_TASK STATEMENT:_ Go through the listing and copy each line with the string "Windstärke".

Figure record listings
= = =

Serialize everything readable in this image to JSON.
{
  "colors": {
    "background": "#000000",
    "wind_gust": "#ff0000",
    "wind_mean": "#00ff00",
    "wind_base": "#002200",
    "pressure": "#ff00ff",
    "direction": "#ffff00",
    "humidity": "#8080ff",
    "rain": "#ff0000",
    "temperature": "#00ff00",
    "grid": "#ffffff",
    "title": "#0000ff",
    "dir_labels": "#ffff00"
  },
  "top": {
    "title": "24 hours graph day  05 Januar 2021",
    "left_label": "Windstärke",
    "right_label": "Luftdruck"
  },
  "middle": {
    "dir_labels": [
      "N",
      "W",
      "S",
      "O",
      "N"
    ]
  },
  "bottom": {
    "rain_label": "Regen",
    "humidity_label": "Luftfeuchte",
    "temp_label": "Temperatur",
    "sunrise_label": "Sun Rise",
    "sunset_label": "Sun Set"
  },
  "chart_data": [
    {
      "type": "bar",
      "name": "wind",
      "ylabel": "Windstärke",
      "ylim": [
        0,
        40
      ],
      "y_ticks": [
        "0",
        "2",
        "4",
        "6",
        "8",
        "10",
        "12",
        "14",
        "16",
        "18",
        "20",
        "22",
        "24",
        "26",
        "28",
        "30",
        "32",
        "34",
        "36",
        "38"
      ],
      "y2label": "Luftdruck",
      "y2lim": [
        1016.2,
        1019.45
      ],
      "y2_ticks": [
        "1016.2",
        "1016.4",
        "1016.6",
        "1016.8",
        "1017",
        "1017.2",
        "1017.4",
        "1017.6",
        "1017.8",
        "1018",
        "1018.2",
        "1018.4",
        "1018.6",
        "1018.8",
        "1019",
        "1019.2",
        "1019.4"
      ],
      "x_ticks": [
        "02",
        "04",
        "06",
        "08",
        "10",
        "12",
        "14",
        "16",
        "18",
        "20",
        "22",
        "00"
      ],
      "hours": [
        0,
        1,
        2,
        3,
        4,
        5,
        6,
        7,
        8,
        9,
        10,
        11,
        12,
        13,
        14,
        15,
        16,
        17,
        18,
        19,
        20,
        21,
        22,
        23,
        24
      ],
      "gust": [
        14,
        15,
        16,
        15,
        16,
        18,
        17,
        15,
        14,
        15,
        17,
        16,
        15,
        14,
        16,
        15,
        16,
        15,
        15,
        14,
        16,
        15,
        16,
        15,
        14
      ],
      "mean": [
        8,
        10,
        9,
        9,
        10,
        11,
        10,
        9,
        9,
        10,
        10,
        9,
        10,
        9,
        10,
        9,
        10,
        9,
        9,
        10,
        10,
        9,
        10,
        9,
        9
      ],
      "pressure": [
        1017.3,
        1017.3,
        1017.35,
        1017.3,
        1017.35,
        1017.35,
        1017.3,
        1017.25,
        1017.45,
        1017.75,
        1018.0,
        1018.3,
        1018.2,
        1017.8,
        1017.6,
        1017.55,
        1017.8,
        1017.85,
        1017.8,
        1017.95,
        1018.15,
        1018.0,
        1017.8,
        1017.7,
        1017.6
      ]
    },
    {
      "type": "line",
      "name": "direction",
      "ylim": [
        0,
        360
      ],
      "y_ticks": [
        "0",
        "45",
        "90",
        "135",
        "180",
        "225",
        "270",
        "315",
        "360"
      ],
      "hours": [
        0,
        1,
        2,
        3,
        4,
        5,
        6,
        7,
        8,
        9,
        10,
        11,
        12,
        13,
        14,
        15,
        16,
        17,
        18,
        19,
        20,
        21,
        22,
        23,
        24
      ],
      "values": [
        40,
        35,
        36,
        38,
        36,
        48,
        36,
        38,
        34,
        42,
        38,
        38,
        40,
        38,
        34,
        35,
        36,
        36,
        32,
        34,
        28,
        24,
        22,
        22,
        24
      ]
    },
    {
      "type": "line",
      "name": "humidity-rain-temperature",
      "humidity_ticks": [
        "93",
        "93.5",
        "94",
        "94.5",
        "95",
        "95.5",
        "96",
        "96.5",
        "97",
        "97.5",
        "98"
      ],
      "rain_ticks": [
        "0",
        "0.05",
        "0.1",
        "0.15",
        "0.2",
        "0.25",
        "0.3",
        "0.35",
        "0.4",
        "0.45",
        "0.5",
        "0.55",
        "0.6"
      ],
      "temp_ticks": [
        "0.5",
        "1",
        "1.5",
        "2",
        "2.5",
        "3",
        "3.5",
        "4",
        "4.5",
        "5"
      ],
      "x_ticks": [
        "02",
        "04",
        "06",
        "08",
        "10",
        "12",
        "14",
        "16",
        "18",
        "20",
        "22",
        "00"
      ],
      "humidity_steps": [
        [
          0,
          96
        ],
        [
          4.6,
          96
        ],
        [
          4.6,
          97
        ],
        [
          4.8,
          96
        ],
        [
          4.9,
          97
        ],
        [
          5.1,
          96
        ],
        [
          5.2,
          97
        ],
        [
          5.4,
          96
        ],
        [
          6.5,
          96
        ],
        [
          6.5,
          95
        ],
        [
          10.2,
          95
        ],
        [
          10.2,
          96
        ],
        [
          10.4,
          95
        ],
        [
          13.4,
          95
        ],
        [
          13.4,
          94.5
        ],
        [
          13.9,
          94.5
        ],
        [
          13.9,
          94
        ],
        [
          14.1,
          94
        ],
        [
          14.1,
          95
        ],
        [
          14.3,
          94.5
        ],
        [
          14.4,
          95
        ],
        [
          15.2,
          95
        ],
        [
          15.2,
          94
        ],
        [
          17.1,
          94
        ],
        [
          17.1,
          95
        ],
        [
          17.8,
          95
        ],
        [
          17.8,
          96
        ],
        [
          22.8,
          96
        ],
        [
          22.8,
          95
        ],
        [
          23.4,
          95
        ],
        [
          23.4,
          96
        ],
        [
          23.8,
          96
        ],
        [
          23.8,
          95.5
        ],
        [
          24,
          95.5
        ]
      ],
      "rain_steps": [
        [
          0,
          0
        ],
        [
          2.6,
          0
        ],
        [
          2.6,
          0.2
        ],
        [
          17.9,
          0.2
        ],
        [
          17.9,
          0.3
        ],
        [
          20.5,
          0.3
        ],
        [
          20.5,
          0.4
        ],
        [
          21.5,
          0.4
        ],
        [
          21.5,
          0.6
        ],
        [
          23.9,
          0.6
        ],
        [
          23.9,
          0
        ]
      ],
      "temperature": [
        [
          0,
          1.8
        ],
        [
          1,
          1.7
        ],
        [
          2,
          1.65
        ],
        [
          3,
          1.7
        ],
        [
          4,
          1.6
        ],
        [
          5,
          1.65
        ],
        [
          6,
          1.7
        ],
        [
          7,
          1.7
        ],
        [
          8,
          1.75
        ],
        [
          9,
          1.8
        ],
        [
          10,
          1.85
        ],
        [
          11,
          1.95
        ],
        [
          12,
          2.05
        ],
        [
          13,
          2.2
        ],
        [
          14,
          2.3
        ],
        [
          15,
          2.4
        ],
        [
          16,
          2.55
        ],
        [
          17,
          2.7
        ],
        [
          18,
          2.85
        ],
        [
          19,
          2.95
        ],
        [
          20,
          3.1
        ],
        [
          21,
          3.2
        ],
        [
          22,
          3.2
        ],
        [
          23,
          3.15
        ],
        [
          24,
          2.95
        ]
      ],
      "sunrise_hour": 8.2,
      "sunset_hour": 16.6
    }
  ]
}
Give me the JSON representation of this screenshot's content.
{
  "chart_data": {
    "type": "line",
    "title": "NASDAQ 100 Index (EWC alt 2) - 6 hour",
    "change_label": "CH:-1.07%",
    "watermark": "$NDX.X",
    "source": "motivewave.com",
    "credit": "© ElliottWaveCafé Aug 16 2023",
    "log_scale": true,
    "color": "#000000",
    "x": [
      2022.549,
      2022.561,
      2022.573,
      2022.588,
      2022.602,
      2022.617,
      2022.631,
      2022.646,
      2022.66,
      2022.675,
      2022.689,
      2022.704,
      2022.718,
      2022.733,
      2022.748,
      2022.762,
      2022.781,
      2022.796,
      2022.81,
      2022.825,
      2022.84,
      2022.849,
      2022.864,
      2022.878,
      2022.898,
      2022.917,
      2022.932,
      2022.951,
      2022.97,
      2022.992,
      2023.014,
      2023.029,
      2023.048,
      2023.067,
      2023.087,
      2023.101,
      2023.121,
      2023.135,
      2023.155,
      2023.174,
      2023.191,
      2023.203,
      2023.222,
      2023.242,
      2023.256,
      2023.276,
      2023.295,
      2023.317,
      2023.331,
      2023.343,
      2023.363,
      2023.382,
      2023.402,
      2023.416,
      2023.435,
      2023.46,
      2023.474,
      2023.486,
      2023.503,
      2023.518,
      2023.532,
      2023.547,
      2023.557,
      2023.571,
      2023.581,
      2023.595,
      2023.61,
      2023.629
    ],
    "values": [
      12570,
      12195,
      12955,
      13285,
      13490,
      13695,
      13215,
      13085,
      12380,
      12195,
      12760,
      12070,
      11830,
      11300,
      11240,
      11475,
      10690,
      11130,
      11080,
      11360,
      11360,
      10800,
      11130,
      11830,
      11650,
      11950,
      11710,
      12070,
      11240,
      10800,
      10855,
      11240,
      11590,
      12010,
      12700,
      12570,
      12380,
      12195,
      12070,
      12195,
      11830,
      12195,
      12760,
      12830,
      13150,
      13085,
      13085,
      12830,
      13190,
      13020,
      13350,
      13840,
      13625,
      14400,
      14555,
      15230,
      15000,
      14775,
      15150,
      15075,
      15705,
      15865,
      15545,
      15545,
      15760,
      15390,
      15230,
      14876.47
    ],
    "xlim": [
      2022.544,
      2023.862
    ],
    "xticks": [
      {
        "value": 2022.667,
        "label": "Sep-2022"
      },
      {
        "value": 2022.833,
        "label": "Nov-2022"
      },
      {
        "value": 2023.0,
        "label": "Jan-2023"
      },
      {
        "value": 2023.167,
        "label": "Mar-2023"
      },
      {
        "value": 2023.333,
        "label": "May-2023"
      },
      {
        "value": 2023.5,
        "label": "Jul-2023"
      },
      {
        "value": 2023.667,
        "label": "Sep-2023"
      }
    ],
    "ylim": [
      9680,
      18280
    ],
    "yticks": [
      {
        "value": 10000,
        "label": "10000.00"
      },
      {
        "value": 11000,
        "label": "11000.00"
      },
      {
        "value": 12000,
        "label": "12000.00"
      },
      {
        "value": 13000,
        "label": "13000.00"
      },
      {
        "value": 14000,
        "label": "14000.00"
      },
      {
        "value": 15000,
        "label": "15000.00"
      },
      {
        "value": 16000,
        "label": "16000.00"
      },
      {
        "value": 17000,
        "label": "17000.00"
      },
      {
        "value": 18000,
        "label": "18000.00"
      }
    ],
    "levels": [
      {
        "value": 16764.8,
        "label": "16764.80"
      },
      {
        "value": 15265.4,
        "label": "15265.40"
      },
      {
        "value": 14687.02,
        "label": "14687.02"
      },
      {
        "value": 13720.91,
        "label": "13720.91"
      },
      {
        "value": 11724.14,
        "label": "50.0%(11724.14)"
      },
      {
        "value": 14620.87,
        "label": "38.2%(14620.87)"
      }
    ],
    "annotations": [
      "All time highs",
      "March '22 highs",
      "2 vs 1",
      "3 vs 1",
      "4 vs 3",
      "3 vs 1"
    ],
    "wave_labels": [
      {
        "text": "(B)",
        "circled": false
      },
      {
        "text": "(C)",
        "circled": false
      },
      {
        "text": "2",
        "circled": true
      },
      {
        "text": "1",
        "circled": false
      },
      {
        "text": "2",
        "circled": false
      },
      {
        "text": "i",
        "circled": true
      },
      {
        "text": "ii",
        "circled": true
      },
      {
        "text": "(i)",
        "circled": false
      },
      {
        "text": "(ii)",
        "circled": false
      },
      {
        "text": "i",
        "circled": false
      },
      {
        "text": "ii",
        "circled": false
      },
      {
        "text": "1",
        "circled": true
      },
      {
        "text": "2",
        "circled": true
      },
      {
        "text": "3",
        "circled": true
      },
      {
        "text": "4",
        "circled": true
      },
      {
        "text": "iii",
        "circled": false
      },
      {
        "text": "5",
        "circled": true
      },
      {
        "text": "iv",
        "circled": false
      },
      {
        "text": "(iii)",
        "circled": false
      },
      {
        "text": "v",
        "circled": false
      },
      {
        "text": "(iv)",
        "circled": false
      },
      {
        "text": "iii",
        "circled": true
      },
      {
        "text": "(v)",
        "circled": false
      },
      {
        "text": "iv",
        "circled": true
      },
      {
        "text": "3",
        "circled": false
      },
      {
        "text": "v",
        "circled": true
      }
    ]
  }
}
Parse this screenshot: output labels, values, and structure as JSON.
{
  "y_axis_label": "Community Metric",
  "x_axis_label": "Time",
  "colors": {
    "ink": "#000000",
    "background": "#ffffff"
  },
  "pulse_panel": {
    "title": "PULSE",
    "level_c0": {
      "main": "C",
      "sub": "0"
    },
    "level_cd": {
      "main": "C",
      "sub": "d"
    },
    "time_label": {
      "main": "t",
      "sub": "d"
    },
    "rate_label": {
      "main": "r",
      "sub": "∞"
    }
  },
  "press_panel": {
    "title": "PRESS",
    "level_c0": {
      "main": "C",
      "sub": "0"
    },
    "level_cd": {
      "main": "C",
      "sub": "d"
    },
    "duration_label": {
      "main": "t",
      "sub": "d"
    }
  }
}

= = =

_OUTPUT BELOW:_
    "left_label": "Windstärke",
      "ylabel": "Windstärke",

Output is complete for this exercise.